%%

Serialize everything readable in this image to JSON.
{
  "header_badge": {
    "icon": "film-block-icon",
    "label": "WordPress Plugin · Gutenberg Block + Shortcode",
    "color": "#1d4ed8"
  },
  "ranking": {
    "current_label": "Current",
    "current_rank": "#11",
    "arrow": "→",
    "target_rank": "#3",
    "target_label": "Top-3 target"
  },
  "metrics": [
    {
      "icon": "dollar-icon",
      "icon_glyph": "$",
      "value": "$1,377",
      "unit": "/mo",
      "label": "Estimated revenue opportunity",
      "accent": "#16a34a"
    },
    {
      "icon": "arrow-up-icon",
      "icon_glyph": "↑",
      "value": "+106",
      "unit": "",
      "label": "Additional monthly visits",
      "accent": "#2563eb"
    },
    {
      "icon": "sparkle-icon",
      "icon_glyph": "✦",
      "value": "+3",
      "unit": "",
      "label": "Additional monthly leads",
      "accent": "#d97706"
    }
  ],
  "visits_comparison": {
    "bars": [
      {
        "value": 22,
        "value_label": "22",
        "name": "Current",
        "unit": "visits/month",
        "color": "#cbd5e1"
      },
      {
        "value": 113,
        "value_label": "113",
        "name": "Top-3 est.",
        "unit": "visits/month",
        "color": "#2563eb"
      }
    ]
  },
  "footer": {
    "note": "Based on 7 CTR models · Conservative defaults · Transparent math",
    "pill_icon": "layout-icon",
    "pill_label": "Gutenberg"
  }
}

%%

▶ AIM OF THE TASK
Above are the records; copy all of them exactly.

▶ PROBLEM SOLUTION
Serialize everything readable in this image to JSON.
{
  "header_badge": {
    "icon": "film-block-icon",
    "label": "WordPress Plugin · Gutenberg Block + Shortcode",
    "color": "#1d4ed8"
  },
  "ranking": {
    "current_label": "Current",
    "current_rank": "#11",
    "arrow": "→",
    "target_rank": "#3",
    "target_label": "Top-3 target"
  },
  "metrics": [
    {
      "icon": "dollar-icon",
      "icon_glyph": "$",
      "value": "$1,377",
      "unit": "/mo",
      "label": "Estimated revenue opportunity",
      "accent": "#16a34a"
    },
    {
      "icon": "arrow-up-icon",
      "icon_glyph": "↑",
      "value": "+106",
      "unit": "",
      "label": "Additional monthly visits",
      "accent": "#2563eb"
    },
    {
      "icon": "sparkle-icon",
      "icon_glyph": "✦",
      "value": "+3",
      "unit": "",
      "label": "Additional monthly leads",
      "accent": "#d97706"
    }
  ],
  "visits_comparison": {
    "bars": [
      {
        "value": 22,
        "value_label": "22",
        "name": "Current",
        "unit": "visits/month",
        "color": "#cbd5e1"
      },
      {
        "value": 113,
        "value_label": "113",
        "name": "Top-3 est.",
        "unit": "visits/month",
        "color": "#2563eb"
      }
    ]
  },
  "footer": {
    "note": "Based on 7 CTR models · Conservative defaults · Transparent math",
    "pill_icon": "layout-icon",
    "pill_label": "Gutenberg"
  }
}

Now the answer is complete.